Stated goal: Can you restate the records below word for word?

----

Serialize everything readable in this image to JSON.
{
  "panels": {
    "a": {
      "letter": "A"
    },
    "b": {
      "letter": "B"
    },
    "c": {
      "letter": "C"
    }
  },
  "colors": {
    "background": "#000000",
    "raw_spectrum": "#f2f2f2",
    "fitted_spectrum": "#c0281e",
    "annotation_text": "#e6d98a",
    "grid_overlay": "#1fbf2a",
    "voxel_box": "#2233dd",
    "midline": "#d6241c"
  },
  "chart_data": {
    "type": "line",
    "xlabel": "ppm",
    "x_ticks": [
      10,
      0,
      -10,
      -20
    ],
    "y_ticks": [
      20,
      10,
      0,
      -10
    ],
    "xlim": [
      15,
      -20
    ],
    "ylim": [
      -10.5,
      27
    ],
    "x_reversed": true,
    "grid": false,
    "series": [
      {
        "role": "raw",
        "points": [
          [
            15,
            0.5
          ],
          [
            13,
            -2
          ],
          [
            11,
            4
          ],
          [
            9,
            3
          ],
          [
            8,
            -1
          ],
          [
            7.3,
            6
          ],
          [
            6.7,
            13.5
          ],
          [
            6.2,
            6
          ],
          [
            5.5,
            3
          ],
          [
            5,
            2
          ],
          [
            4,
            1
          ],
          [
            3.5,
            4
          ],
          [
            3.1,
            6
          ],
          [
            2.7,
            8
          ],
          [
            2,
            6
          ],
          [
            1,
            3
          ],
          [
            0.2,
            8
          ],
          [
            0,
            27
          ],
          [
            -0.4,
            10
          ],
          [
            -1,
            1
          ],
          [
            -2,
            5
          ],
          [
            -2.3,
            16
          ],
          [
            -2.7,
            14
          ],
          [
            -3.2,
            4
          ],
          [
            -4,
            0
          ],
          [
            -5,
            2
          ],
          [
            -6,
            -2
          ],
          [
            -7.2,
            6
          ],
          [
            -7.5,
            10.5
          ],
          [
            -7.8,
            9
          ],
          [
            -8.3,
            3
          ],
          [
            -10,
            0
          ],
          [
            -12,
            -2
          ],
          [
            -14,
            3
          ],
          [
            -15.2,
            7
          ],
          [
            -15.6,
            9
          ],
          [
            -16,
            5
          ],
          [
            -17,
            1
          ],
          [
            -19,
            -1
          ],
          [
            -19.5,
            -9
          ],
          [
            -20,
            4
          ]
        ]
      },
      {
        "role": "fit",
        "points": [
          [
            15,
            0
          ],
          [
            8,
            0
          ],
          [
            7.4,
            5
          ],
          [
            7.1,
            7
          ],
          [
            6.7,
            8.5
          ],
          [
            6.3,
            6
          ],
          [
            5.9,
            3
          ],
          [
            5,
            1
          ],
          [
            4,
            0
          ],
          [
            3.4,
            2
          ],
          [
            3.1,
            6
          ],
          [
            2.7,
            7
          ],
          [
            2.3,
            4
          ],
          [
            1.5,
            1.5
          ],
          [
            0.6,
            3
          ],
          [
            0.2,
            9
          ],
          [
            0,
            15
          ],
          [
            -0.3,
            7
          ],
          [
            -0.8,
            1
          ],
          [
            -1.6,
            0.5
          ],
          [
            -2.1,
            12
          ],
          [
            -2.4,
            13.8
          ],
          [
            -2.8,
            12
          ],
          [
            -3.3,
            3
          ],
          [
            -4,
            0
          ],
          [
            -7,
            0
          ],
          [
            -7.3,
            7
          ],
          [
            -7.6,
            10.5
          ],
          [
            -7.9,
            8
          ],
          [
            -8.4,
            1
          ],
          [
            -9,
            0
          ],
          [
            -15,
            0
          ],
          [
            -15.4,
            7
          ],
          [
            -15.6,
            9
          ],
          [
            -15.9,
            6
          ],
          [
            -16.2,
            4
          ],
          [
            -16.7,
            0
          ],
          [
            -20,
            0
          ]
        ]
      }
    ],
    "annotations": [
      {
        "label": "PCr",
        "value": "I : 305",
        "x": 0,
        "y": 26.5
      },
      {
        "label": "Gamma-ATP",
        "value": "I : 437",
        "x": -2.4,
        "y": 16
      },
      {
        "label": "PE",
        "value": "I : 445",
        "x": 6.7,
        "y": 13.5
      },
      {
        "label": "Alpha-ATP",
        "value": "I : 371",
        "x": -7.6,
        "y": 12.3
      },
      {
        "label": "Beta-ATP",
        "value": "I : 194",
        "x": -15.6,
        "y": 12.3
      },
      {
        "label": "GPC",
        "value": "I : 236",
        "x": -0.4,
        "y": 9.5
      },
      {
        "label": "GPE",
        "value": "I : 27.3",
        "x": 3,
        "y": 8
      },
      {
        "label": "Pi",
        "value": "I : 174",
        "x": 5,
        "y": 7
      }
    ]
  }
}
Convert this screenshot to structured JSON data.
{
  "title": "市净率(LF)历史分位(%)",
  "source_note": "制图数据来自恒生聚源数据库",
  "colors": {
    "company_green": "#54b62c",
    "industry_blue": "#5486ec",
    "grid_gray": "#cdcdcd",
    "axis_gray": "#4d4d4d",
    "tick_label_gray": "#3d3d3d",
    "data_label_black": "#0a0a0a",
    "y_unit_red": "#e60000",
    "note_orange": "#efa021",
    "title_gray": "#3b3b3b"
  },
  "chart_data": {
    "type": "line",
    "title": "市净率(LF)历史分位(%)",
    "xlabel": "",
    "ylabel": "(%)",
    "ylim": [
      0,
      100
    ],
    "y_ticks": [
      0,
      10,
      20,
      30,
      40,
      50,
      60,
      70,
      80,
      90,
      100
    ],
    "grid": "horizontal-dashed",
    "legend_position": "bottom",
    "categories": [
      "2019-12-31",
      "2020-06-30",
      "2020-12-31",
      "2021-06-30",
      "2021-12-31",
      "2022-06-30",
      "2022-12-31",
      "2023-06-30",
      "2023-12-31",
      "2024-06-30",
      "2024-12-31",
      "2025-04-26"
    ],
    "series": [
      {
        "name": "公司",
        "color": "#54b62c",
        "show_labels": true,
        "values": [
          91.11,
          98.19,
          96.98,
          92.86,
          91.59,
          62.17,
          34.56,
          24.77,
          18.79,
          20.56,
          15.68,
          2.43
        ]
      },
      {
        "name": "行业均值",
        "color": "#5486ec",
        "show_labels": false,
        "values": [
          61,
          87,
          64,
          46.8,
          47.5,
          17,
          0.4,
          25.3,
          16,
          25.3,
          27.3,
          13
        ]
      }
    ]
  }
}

----

Result below:
Serialize everything readable in this image to JSON.
{
  "panels": {
    "a": {
      "letter": "A"
    },
    "b": {
      "letter": "B"
    },
    "c": {
      "letter": "C"
    }
  },
  "colors": {
    "background": "#000000",
    "raw_spectrum": "#f2f2f2",
    "fitted_spectrum": "#c0281e",
    "annotation_text": "#e6d98a",
    "grid_overlay": "#1fbf2a",
    "voxel_box": "#2233dd",
    "midline": "#d6241c"
  },
  "chart_data": {
    "type": "line",
    "xlabel": "ppm",
    "x_ticks": [
      10,
      0,
      -10,
      -20
    ],
    "y_ticks": [
      20,
      10,
      0,
      -10
    ],
    "xlim": [
      15,
      -20
    ],
    "ylim": [
      -10.5,
      27
    ],
    "x_reversed": true,
    "grid": false,
    "series": [
      {
        "role": "raw",
        "points": [
          [
            15,
            0.5
          ],
          [
            13,
            -2
          ],
          [
            11,
            4
          ],
          [
            9,
            3
          ],
          [
            8,
            -1
          ],
          [
            7.3,
            6
          ],
          [
            6.7,
            13.5
          ],
          [
            6.2,
            6
          ],
          [
            5.5,
            3
          ],
          [
            5,
            2
          ],
          [
            4,
            1
          ],
          [
            3.5,
            4
          ],
          [
            3.1,
            6
          ],
          [
            2.7,
            8
          ],
          [
            2,
            6
          ],
          [
            1,
            3
          ],
          [
            0.2,
            8
          ],
          [
            0,
            27
          ],
          [
            -0.4,
            10
          ],
          [
            -1,
            1
          ],
          [
            -2,
            5
          ],
          [
            -2.3,
            16
          ],
          [
            -2.7,
            14
          ],
          [
            -3.2,
            4
          ],
          [
            -4,
            0
          ],
          [
            -5,
            2
          ],
          [
            -6,
            -2
          ],
          [
            -7.2,
            6
          ],
          [
            -7.5,
            10.5
          ],
          [
            -7.8,
            9
          ],
          [
            -8.3,
            3
          ],
          [
            -10,
            0
          ],
          [
            -12,
            -2
          ],
          [
            -14,
            3
          ],
          [
            -15.2,
            7
          ],
          [
            -15.6,
            9
          ],
          [
            -16,
            5
          ],
          [
            -17,
            1
          ],
          [
            -19,
            -1
          ],
          [
            -19.5,
            -9
          ],
          [
            -20,
            4
          ]
        ]
      },
      {
        "role": "fit",
        "points": [
          [
            15,
            0
          ],
          [
            8,
            0
          ],
          [
            7.4,
            5
          ],
          [
            7.1,
            7
          ],
          [
            6.7,
            8.5
          ],
          [
            6.3,
            6
          ],
          [
            5.9,
            3
          ],
          [
            5,
            1
          ],
          [
            4,
            0
          ],
          [
            3.4,
            2
          ],
          [
            3.1,
            6
          ],
          [
            2.7,
            7
          ],
          [
            2.3,
            4
          ],
          [
            1.5,
            1.5
          ],
          [
            0.6,
            3
          ],
          [
            0.2,
            9
          ],
          [
            0,
            15
          ],
          [
            -0.3,
            7
          ],
          [
            -0.8,
            1
          ],
          [
            -1.6,
            0.5
          ],
          [
            -2.1,
            12
          ],
          [
            -2.4,
            13.8
          ],
          [
            -2.8,
            12
          ],
          [
            -3.3,
            3
          ],
          [
            -4,
            0
          ],
          [
            -7,
            0
          ],
          [
            -7.3,
            7
          ],
          [
            -7.6,
            10.5
          ],
          [
            -7.9,
            8
          ],
          [
            -8.4,
            1
          ],
          [
            -9,
            0
          ],
          [
            -15,
            0
          ],
          [
            -15.4,
            7
          ],
          [
            -15.6,
            9
          ],
          [
            -15.9,
            6
          ],
          [
            -16.2,
            4
          ],
          [
            -16.7,
            0
          ],
          [
            -20,
            0
          ]
        ]
      }
    ],
    "annotations": [
      {
        "label": "PCr",
        "value": "I : 305",
        "x": 0,
        "y": 26.5
      },
      {
        "label": "Gamma-ATP",
        "value": "I : 437",
        "x": -2.4,
        "y": 16
      },
      {
        "label": "PE",
        "value": "I : 445",
        "x": 6.7,
        "y": 13.5
      },
      {
        "label": "Alpha-ATP",
        "value": "I : 371",
        "x": -7.6,
        "y": 12.3
      },
      {
        "label": "Beta-ATP",
        "value": "I : 194",
        "x": -15.6,
        "y": 12.3
      },
      {
        "label": "GPC",
        "value": "I : 236",
        "x": -0.4,
        "y": 9.5
      },
      {
        "label": "GPE",
        "value": "I : 27.3",
        "x": 3,
        "y": 8
      },
      {
        "label": "Pi",
        "value": "I : 174",
        "x": 5,
        "y": 7
      }
    ]
  }
}
Convert this screenshot to structured JSON data.
{
  "title": "市净率(LF)历史分位(%)",
  "source_note": "制图数据来自恒生聚源数据库",
  "colors": {
    "company_green": "#54b62c",
    "industry_blue": "#5486ec",
    "grid_gray": "#cdcdcd",
    "axis_gray": "#4d4d4d",
    "tick_label_gray": "#3d3d3d",
    "data_label_black": "#0a0a0a",
    "y_unit_red": "#e60000",
    "note_orange": "#efa021",
    "title_gray": "#3b3b3b"
  },
  "chart_data": {
    "type": "line",
    "title": "市净率(LF)历史分位(%)",
    "xlabel": "",
    "ylabel": "(%)",
    "ylim": [
      0,
      100
    ],
    "y_ticks": [
      0,
      10,
      20,
      30,
      40,
      50,
      60,
      70,
      80,
      90,
      100
    ],
    "grid": "horizontal-dashed",
    "legend_position": "bottom",
    "categories": [
      "2019-12-31",
      "2020-06-30",
      "2020-12-31",
      "2021-06-30",
      "2021-12-31",
      "2022-06-30",
      "2022-12-31",
      "2023-06-30",
      "2023-12-31",
      "2024-06-30",
      "2024-12-31",
      "2025-04-26"
    ],
    "series": [
      {
        "name": "公司",
        "color": "#54b62c",
        "show_labels": true,
        "values": [
          91.11,
          98.19,
          96.98,
          92.86,
          91.59,
          62.17,
          34.56,
          24.77,
          18.79,
          20.56,
          15.68,
          2.43
        ]
      },
      {
        "name": "行业均值",
        "color": "#5486ec",
        "show_labels": false,
        "values": [
          61,
          87,
          64,
          46.8,
          47.5,
          17,
          0.4,
          25.3,
          16,
          25.3,
          27.3,
          13
        ]
      }
    ]
  }
}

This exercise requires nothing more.